[DIRECTIONS FOR THIS TASK]
Update the entries below by changing each "y-tick-label" to "y-axis-tick-label" and keeping every other character as it is.

=== RECORD EXTRACTS ===

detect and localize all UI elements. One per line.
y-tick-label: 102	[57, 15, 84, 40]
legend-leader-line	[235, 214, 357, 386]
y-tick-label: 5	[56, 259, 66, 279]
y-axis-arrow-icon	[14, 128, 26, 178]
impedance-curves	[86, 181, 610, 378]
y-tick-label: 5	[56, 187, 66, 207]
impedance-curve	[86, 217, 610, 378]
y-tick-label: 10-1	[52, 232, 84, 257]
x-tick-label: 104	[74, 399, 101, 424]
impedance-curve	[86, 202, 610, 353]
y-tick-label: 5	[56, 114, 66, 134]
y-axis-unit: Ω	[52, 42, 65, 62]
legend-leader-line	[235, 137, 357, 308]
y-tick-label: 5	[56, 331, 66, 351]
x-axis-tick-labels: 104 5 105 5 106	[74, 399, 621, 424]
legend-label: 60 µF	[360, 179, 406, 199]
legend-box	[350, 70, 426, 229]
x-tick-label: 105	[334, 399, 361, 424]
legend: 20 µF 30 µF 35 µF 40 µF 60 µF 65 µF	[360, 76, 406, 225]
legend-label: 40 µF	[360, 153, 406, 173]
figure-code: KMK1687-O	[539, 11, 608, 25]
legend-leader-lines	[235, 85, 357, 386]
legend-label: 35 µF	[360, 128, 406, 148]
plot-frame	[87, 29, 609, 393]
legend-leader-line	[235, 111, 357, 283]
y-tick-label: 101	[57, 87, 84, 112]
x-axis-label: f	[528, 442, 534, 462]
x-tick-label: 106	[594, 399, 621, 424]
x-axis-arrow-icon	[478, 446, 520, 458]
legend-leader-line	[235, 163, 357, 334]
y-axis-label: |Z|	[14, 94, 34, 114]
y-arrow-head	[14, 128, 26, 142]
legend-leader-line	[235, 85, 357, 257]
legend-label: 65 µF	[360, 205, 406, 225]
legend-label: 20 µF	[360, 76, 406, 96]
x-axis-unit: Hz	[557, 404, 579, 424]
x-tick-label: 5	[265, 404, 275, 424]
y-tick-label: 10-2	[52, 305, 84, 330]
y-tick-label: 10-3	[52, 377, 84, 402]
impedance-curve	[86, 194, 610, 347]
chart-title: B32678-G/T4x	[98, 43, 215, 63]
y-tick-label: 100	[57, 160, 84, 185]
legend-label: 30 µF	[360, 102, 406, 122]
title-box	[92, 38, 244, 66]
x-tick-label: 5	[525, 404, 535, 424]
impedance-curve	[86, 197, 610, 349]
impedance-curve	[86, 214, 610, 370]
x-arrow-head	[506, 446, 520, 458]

===

[ANSWER FOR THE TASK]
detect and localize all UI elements. One per line.
y-axis-tick-label: 102	[57, 15, 84, 40]
legend-leader-line	[235, 214, 357, 386]
y-axis-tick-label: 5	[56, 259, 66, 279]
y-axis-arrow-icon	[14, 128, 26, 178]
impedance-curves	[86, 181, 610, 378]
y-axis-tick-label: 5	[56, 187, 66, 207]
impedance-curve	[86, 217, 610, 378]
y-axis-tick-label: 10-1	[52, 232, 84, 257]
x-tick-label: 104	[74, 399, 101, 424]
impedance-curve	[86, 202, 610, 353]
y-axis-tick-label: 5	[56, 114, 66, 134]
y-axis-unit: Ω	[52, 42, 65, 62]
legend-leader-line	[235, 137, 357, 308]
y-axis-tick-label: 5	[56, 331, 66, 351]
x-axis-tick-labels: 104 5 105 5 106	[74, 399, 621, 424]
legend-label: 60 µF	[360, 179, 406, 199]
legend-box	[350, 70, 426, 229]
x-tick-label: 105	[334, 399, 361, 424]
legend: 20 µF 30 µF 35 µF 40 µF 60 µF 65 µF	[360, 76, 406, 225]
legend-label: 40 µF	[360, 153, 406, 173]
figure-code: KMK1687-O	[539, 11, 608, 25]
legend-leader-lines	[235, 85, 357, 386]
legend-label: 35 µF	[360, 128, 406, 148]
plot-frame	[87, 29, 609, 393]
legend-leader-line	[235, 111, 357, 283]
y-axis-tick-label: 101	[57, 87, 84, 112]
x-axis-label: f	[528, 442, 534, 462]
x-tick-label: 106	[594, 399, 621, 424]
x-axis-arrow-icon	[478, 446, 520, 458]
legend-leader-line	[235, 163, 357, 334]
y-axis-label: |Z|	[14, 94, 34, 114]
y-arrow-head	[14, 128, 26, 142]
legend-leader-line	[235, 85, 357, 257]
legend-label: 65 µF	[360, 205, 406, 225]
legend-label: 20 µF	[360, 76, 406, 96]
x-axis-unit: Hz	[557, 404, 579, 424]
x-tick-label: 5	[265, 404, 275, 424]
y-axis-tick-label: 10-2	[52, 305, 84, 330]
y-axis-tick-label: 10-3	[52, 377, 84, 402]
impedance-curve	[86, 194, 610, 347]
chart-title: B32678-G/T4x	[98, 43, 215, 63]
y-axis-tick-label: 100	[57, 160, 84, 185]
legend-label: 30 µF	[360, 102, 406, 122]
title-box	[92, 38, 244, 66]
x-tick-label: 5	[525, 404, 535, 424]
impedance-curve	[86, 197, 610, 349]
impedance-curve	[86, 214, 610, 370]
x-arrow-head	[506, 446, 520, 458]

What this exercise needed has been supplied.